### Excerpted data ###

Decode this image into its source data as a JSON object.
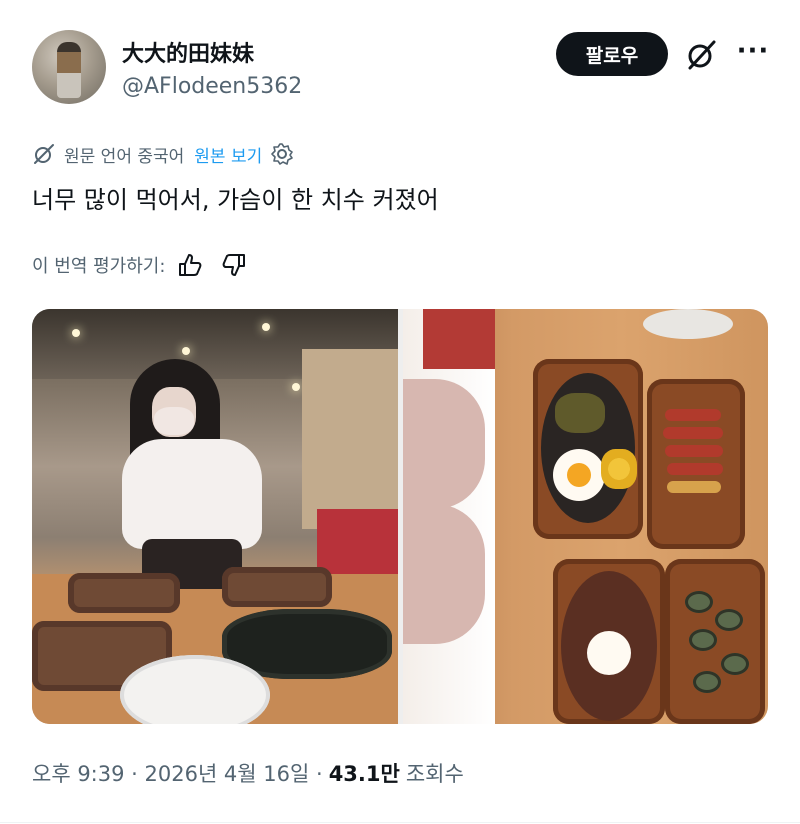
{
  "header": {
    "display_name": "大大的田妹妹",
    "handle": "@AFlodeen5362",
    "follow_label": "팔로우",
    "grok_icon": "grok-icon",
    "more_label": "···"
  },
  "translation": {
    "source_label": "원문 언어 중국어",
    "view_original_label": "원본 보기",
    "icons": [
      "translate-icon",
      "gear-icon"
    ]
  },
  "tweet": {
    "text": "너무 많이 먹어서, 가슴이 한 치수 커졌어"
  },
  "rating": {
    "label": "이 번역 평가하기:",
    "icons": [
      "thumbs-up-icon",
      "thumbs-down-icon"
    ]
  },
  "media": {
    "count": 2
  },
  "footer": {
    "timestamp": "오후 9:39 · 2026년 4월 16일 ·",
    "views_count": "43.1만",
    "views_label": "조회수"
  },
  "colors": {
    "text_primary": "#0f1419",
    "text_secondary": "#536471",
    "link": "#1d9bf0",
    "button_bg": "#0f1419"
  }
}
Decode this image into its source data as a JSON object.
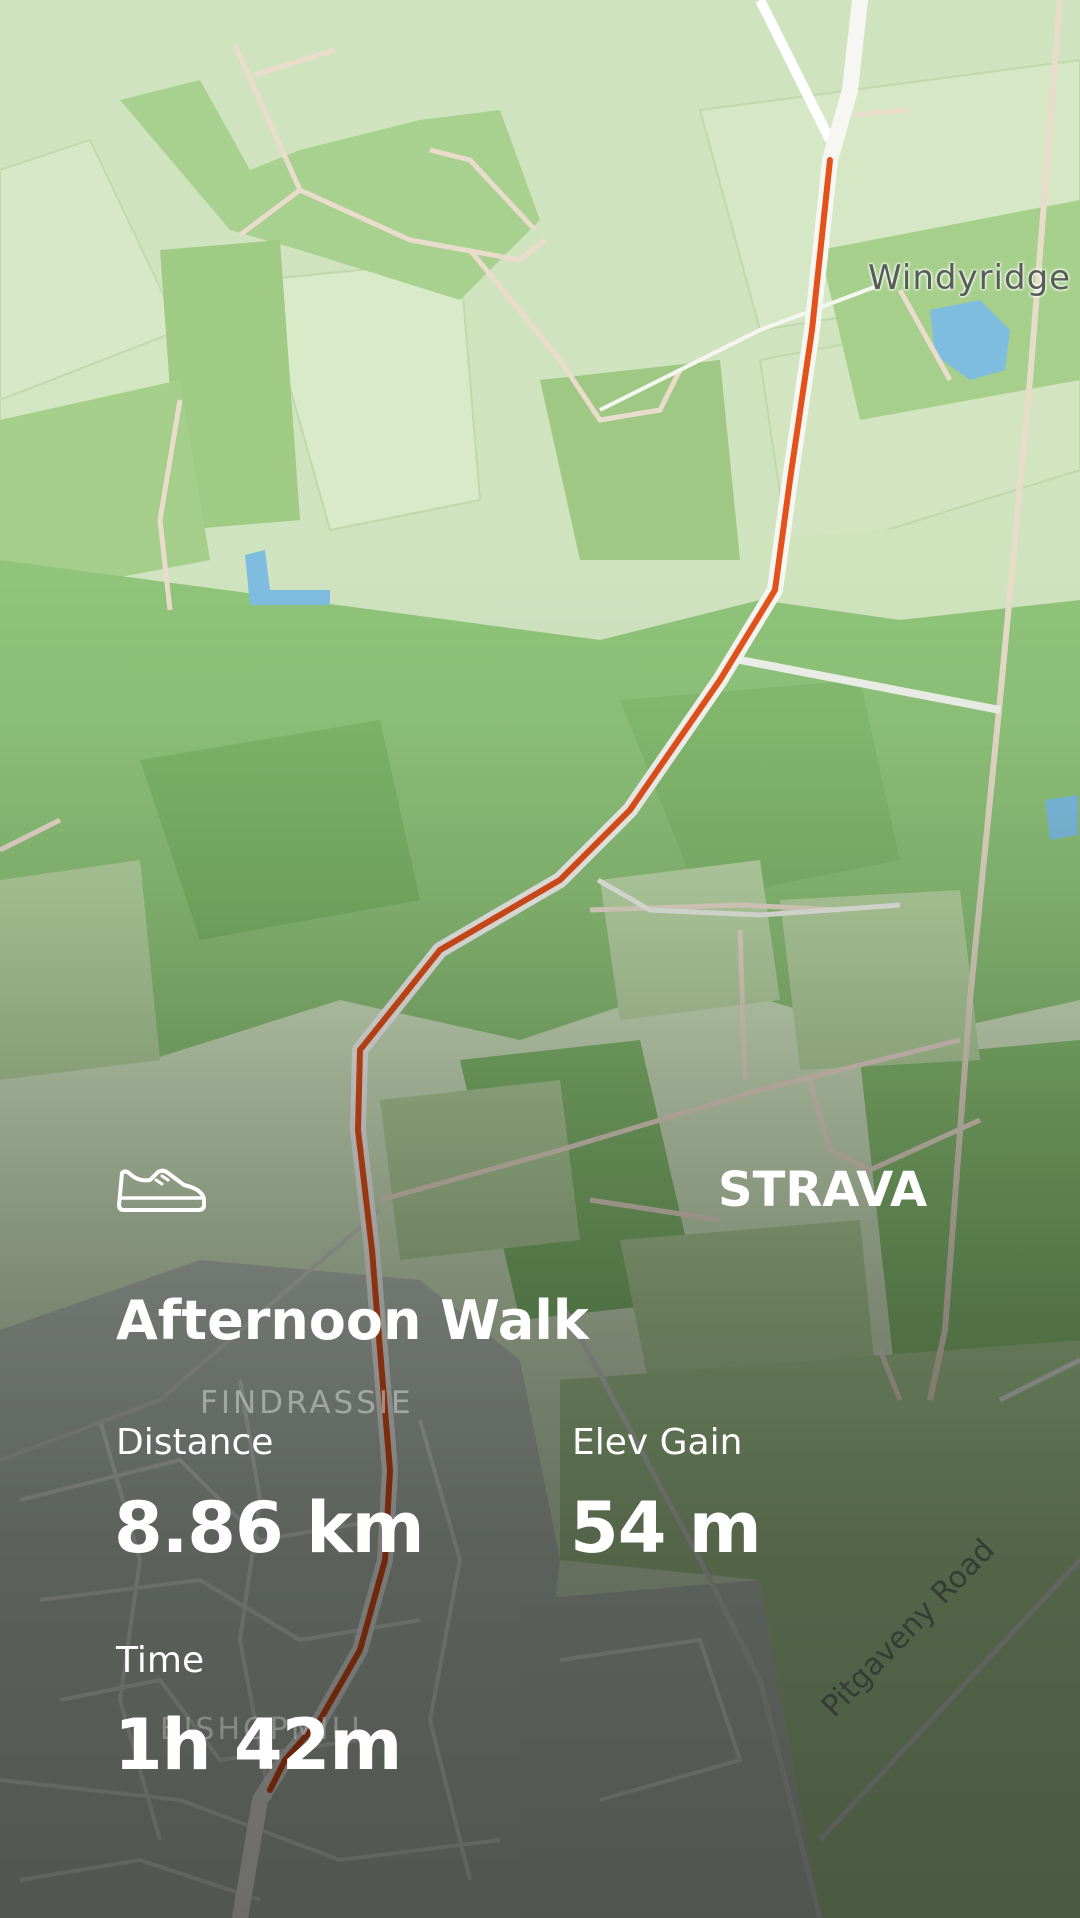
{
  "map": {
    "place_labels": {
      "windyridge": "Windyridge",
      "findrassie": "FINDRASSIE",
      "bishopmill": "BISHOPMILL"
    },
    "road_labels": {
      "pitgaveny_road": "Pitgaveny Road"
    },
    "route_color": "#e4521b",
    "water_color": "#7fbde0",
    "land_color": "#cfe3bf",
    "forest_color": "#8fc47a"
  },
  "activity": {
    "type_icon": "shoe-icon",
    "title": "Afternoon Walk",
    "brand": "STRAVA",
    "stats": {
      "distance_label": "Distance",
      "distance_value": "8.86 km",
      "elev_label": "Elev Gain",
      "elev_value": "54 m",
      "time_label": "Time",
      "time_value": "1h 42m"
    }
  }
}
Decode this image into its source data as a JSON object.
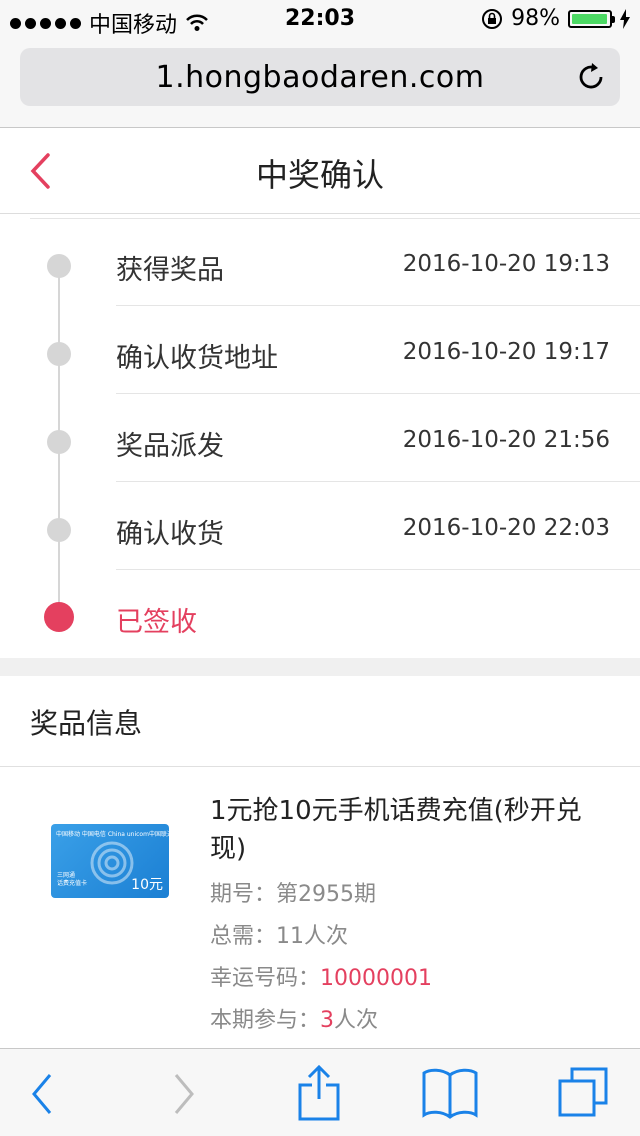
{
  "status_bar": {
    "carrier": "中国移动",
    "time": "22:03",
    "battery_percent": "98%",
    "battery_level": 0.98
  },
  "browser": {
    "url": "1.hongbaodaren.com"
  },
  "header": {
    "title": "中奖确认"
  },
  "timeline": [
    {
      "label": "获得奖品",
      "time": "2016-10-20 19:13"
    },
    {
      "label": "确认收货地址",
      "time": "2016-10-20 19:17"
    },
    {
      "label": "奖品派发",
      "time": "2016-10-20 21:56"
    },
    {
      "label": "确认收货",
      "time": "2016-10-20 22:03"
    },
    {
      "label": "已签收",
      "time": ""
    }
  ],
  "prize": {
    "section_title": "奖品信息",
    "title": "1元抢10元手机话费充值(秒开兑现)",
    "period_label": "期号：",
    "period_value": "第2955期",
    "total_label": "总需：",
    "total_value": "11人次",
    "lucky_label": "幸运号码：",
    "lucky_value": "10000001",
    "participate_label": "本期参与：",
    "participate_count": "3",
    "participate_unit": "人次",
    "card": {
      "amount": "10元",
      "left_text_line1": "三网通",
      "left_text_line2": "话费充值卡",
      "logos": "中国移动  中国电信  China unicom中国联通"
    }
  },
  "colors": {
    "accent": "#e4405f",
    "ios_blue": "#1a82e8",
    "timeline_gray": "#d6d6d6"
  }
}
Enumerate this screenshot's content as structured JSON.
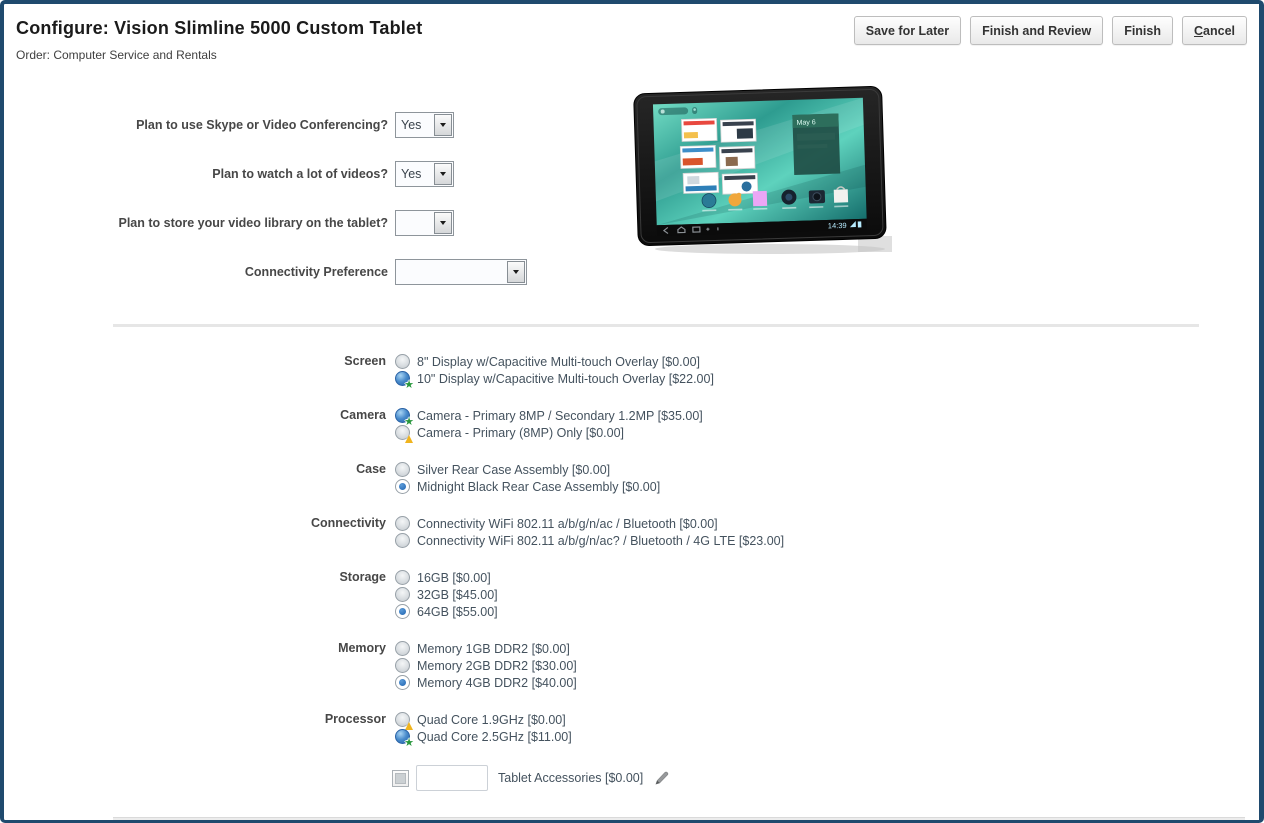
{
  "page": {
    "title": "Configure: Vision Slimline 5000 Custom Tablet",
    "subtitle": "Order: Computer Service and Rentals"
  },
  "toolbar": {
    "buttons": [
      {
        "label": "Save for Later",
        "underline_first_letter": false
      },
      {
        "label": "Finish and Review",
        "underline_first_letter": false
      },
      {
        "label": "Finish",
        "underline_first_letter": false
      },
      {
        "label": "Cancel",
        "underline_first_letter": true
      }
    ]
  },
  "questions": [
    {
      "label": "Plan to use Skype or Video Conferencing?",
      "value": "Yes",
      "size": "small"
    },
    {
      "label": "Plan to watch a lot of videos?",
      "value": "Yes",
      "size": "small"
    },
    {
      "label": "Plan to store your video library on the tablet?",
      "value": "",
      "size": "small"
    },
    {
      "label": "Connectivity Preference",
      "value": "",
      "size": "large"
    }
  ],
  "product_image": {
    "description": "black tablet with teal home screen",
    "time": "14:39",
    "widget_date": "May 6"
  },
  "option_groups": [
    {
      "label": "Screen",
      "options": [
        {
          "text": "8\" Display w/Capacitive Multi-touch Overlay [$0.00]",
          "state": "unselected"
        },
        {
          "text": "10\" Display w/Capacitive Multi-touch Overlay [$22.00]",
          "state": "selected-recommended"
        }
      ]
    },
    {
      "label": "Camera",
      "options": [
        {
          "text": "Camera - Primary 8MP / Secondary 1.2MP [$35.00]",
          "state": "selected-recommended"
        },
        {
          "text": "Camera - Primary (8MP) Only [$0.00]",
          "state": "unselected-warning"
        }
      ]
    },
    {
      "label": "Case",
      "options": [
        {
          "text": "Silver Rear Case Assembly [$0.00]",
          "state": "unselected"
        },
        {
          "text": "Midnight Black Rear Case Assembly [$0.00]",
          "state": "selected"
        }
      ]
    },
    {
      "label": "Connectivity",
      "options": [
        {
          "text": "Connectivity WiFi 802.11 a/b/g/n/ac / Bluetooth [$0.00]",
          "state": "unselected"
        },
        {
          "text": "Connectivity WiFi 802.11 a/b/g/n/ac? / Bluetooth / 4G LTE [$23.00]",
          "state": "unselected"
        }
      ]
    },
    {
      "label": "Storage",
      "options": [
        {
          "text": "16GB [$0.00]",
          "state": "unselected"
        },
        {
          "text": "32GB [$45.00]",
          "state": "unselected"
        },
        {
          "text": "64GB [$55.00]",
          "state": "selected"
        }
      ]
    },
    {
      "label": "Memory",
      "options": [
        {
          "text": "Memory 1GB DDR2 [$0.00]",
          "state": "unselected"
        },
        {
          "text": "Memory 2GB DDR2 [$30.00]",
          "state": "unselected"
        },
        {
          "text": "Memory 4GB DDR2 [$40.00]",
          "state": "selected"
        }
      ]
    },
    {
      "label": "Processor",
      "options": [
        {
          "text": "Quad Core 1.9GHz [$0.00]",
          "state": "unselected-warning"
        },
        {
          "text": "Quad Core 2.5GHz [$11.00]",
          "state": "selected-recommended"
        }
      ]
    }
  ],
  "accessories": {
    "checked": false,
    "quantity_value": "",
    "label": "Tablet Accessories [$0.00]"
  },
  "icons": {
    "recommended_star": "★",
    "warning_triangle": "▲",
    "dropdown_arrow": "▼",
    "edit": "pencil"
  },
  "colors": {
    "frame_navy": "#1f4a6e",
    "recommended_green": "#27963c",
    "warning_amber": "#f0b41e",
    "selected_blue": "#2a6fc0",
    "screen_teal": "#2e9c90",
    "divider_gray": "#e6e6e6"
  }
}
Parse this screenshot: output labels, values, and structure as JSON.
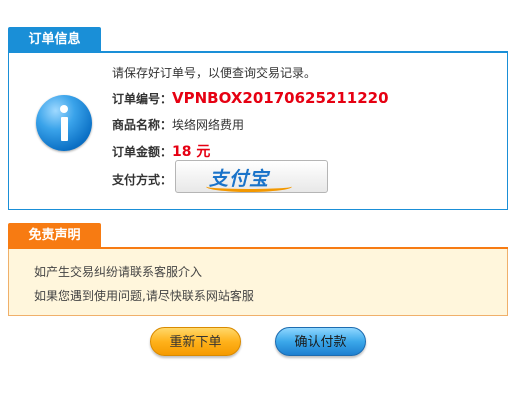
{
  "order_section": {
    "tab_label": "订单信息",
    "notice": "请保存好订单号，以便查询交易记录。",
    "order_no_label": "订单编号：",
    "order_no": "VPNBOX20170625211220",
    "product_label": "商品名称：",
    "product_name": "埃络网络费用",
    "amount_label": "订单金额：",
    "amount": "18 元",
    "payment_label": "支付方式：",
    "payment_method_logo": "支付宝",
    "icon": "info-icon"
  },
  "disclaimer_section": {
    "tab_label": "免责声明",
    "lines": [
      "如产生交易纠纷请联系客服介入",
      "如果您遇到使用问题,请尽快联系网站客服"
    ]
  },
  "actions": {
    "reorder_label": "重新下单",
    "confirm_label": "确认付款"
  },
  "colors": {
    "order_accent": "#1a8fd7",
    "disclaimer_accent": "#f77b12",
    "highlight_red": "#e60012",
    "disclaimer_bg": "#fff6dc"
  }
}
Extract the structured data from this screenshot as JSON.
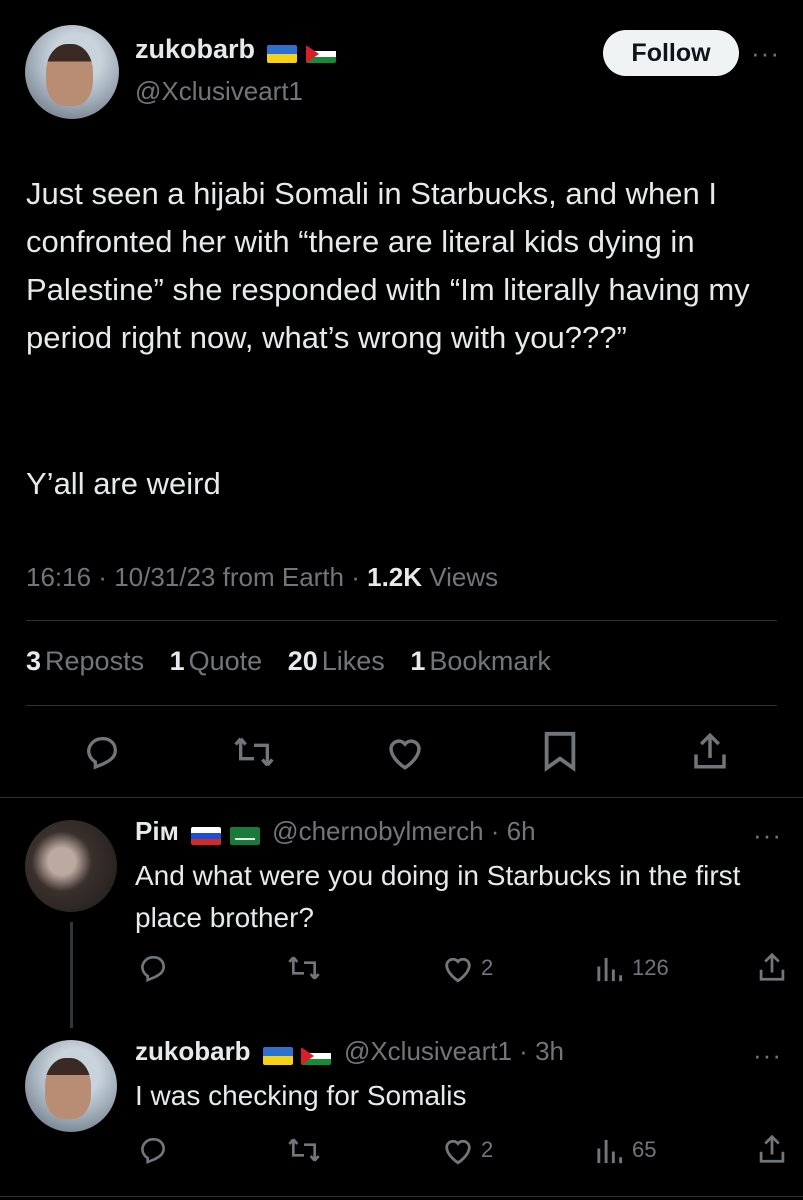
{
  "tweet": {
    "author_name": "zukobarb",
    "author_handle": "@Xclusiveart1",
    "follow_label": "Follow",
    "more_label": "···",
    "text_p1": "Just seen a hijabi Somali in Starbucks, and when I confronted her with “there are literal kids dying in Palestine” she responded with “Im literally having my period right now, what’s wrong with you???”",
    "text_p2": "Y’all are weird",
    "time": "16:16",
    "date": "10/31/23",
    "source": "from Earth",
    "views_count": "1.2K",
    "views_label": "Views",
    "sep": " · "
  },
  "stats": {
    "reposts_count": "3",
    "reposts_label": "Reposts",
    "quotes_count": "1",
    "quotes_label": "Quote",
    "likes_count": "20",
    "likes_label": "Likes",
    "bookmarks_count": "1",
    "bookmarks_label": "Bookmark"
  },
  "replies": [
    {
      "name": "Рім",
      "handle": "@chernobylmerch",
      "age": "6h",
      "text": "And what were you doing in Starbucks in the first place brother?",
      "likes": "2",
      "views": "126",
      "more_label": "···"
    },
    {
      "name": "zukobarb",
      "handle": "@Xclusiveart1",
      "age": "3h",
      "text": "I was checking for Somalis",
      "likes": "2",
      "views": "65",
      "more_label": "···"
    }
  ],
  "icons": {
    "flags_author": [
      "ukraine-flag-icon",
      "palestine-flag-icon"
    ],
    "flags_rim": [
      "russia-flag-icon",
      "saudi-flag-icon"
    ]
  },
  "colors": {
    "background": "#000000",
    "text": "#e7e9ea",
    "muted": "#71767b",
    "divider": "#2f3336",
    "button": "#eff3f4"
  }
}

###

■ Brief: Find "Starbucks". Copy every line it occurs in.

■ Correct output:
    "text_p1": "Just seen a hijabi Somali in Starbucks, and when I confronted her with “there are literal kids dying in Palestine” she responded with “Im literally having my period right now, what’s wrong with you???”",
      "text": "And what were you doing in Starbucks in the first place brother?",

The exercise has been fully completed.